» **Do this**
Show all lines holding the string "with".

╭─ Supplied records

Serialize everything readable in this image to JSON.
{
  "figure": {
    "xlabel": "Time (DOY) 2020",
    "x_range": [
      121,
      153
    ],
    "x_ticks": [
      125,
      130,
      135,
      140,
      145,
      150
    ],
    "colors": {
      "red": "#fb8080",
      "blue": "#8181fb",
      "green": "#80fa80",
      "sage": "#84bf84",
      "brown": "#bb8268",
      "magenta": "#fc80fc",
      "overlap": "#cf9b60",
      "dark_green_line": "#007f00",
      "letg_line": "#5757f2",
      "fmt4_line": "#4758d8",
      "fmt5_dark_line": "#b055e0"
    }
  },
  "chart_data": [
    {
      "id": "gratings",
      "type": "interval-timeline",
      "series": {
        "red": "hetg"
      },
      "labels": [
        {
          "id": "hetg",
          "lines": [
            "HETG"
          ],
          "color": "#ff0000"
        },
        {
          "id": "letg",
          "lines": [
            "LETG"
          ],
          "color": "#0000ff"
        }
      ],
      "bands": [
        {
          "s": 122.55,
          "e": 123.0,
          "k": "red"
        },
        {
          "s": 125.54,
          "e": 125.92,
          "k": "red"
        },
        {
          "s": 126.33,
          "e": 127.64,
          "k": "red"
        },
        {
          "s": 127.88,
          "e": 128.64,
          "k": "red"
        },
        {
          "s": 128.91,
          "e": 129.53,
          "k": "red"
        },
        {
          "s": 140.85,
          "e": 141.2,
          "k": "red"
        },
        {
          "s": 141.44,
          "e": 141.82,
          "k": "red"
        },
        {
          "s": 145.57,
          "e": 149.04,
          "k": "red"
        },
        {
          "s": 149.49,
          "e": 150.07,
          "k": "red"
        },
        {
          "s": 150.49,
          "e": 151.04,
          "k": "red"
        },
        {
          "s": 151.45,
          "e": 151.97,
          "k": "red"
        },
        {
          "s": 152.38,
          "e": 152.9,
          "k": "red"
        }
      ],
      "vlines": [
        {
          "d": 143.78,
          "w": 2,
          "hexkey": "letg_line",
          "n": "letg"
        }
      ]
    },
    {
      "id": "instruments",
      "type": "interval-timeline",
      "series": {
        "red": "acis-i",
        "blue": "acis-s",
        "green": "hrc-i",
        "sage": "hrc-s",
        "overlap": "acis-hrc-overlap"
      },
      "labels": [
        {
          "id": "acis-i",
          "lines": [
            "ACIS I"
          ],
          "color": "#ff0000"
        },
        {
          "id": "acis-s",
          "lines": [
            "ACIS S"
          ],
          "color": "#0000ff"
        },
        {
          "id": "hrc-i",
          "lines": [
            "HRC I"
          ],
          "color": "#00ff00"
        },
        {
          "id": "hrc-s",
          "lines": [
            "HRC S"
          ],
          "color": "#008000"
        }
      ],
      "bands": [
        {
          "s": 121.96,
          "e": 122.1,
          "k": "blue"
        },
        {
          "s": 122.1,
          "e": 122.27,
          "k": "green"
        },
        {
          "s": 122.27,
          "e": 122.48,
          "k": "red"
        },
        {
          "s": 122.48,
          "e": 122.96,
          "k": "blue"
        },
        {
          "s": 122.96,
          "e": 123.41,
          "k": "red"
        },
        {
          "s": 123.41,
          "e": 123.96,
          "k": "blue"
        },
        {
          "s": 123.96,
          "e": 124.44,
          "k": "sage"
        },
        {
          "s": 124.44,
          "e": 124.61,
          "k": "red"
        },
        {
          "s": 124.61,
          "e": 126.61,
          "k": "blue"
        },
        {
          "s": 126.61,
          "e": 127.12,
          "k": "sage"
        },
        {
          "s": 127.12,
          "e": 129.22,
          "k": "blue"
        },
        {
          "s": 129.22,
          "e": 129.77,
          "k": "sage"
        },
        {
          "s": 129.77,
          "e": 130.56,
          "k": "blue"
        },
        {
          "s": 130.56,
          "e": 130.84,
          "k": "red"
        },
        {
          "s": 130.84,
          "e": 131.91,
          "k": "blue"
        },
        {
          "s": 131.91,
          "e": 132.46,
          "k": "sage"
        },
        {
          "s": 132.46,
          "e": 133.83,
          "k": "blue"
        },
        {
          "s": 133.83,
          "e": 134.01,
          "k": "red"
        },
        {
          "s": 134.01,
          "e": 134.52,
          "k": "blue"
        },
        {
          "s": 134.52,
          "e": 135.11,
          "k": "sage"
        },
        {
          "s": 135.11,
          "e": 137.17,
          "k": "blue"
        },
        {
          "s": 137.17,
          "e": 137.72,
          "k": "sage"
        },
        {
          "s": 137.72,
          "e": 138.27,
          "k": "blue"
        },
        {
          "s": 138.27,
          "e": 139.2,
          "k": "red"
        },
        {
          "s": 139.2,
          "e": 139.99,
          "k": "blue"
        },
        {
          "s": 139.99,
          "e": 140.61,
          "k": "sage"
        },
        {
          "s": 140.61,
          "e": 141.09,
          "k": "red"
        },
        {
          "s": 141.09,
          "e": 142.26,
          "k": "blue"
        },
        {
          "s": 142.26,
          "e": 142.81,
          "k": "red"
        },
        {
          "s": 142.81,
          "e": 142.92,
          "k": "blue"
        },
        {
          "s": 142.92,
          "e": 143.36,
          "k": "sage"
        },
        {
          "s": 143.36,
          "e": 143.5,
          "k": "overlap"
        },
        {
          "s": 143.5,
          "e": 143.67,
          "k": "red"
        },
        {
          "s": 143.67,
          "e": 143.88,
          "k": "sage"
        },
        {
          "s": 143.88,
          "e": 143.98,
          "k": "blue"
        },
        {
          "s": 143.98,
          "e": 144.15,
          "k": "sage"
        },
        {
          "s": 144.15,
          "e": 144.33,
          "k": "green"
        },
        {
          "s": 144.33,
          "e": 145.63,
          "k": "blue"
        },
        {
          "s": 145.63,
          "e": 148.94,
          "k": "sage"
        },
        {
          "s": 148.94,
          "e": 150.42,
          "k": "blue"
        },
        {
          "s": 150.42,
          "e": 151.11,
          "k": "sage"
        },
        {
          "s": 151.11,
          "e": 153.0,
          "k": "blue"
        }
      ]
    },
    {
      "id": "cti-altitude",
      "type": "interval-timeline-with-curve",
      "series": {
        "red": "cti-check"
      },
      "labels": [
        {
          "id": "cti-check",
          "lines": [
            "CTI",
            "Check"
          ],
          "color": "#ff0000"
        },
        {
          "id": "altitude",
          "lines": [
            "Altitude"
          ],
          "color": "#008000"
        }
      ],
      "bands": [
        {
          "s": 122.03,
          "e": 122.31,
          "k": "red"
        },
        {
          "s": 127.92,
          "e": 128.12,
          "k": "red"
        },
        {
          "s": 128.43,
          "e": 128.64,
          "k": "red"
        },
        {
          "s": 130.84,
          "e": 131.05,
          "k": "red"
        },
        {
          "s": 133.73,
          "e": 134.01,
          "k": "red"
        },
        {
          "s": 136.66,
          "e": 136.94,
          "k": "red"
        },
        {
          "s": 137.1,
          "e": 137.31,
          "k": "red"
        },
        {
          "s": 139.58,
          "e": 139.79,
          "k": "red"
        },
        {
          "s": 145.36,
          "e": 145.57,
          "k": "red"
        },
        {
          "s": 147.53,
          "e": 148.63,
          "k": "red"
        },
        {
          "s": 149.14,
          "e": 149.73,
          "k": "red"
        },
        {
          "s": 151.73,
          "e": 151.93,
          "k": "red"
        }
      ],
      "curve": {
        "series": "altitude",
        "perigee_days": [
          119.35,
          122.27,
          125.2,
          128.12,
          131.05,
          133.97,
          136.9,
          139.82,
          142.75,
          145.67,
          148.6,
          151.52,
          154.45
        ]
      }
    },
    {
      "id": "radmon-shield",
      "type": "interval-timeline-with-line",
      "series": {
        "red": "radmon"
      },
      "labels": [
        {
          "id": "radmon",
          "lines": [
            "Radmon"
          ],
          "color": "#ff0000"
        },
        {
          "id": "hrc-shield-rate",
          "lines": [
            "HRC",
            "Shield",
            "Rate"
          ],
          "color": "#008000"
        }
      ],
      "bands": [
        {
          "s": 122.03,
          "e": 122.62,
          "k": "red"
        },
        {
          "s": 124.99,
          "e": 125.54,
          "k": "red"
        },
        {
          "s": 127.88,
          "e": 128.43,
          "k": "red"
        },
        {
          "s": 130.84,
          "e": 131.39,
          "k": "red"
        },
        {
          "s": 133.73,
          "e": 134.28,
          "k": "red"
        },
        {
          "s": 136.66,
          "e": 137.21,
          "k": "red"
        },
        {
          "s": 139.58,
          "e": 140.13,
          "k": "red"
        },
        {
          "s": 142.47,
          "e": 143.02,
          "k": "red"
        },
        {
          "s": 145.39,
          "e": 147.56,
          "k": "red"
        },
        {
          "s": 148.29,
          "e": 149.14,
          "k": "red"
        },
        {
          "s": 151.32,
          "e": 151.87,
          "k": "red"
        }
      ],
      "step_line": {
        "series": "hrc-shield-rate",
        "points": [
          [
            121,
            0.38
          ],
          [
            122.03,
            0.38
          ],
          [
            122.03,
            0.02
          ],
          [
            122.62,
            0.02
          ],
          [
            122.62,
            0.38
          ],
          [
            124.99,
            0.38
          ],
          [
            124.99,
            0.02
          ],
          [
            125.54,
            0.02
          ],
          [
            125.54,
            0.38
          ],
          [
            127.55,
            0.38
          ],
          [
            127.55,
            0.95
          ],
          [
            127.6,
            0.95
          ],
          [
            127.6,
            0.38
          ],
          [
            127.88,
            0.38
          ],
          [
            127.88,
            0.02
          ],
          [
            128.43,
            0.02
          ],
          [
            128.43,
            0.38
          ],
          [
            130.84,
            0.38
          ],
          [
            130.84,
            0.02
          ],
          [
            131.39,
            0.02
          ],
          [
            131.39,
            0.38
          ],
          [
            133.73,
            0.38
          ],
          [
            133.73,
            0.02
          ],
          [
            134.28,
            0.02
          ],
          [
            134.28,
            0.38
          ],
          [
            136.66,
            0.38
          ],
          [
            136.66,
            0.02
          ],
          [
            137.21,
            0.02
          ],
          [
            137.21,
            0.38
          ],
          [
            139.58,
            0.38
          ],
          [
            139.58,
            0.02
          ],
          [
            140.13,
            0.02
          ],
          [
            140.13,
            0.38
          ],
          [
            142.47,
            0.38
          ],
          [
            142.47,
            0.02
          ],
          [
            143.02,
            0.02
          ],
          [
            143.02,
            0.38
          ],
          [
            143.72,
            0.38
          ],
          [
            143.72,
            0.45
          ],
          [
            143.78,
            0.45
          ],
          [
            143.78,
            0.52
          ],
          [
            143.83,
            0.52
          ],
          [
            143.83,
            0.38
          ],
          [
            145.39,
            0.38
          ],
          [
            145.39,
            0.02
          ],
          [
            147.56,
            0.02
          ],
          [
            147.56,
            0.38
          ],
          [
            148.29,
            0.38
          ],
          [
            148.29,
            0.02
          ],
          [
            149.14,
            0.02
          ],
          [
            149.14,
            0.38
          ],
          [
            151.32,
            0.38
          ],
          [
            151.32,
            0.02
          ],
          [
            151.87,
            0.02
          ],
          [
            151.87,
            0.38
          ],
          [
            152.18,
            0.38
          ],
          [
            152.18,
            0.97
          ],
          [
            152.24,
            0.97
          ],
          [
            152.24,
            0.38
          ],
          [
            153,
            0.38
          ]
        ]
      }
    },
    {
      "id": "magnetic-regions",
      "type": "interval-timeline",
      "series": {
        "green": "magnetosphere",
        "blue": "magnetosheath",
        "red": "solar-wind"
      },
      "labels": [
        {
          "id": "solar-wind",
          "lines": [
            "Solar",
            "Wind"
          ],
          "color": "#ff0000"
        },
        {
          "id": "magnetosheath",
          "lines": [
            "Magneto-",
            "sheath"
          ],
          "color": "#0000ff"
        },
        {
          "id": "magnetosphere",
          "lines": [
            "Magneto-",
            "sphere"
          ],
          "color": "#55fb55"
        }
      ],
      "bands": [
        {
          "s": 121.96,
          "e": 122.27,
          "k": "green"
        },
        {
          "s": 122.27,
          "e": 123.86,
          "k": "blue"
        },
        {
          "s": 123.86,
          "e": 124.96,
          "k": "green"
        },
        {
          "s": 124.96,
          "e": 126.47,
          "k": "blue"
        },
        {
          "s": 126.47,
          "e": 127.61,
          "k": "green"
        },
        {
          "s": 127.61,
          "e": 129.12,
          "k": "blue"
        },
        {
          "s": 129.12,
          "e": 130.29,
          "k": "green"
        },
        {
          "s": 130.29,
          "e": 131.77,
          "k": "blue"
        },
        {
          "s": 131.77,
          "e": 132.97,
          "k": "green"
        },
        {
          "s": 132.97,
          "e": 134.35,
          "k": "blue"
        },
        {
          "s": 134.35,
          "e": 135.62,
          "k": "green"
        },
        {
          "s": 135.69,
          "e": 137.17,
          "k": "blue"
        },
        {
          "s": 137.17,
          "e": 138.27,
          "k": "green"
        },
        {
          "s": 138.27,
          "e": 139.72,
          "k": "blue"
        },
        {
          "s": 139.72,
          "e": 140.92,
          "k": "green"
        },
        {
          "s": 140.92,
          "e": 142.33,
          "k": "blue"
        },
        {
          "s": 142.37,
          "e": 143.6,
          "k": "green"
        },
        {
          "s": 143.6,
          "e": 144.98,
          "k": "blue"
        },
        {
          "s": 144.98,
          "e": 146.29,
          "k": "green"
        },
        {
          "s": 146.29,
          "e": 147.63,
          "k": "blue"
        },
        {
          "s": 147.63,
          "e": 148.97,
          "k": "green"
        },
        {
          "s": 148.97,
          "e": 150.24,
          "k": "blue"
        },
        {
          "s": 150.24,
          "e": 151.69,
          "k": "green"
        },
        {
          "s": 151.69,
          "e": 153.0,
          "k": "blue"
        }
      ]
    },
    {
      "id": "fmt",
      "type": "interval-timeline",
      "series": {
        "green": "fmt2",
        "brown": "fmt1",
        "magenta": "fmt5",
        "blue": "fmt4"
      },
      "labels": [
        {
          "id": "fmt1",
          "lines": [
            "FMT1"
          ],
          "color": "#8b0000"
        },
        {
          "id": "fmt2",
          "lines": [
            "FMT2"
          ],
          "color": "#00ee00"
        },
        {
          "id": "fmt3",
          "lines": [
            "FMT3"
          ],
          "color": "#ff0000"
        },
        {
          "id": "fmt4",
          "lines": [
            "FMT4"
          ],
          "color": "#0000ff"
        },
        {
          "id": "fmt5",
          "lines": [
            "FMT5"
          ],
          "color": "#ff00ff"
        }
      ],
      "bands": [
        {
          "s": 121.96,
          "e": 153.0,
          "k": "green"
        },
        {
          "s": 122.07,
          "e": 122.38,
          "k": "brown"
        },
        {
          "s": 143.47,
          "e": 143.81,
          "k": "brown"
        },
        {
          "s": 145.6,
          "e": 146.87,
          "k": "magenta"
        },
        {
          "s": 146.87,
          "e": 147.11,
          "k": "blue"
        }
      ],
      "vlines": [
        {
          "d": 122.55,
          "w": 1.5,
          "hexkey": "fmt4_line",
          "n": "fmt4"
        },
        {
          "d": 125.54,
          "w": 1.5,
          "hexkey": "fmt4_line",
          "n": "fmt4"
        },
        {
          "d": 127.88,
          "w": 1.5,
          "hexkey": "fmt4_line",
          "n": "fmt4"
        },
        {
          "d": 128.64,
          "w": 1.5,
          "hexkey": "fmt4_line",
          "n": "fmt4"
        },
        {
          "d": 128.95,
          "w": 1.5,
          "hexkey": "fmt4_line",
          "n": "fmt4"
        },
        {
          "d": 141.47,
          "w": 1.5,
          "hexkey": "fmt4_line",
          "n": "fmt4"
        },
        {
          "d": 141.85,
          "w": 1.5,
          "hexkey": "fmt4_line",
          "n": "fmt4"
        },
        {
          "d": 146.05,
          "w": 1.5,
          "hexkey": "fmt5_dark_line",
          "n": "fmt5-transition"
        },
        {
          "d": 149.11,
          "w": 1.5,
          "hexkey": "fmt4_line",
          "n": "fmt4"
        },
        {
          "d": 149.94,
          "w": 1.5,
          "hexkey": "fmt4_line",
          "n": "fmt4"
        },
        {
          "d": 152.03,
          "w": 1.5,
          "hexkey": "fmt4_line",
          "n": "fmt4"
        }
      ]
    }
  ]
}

╰─

» **Task solution**
      "type": "interval-timeline-with-curve",
      "type": "interval-timeline-with-line",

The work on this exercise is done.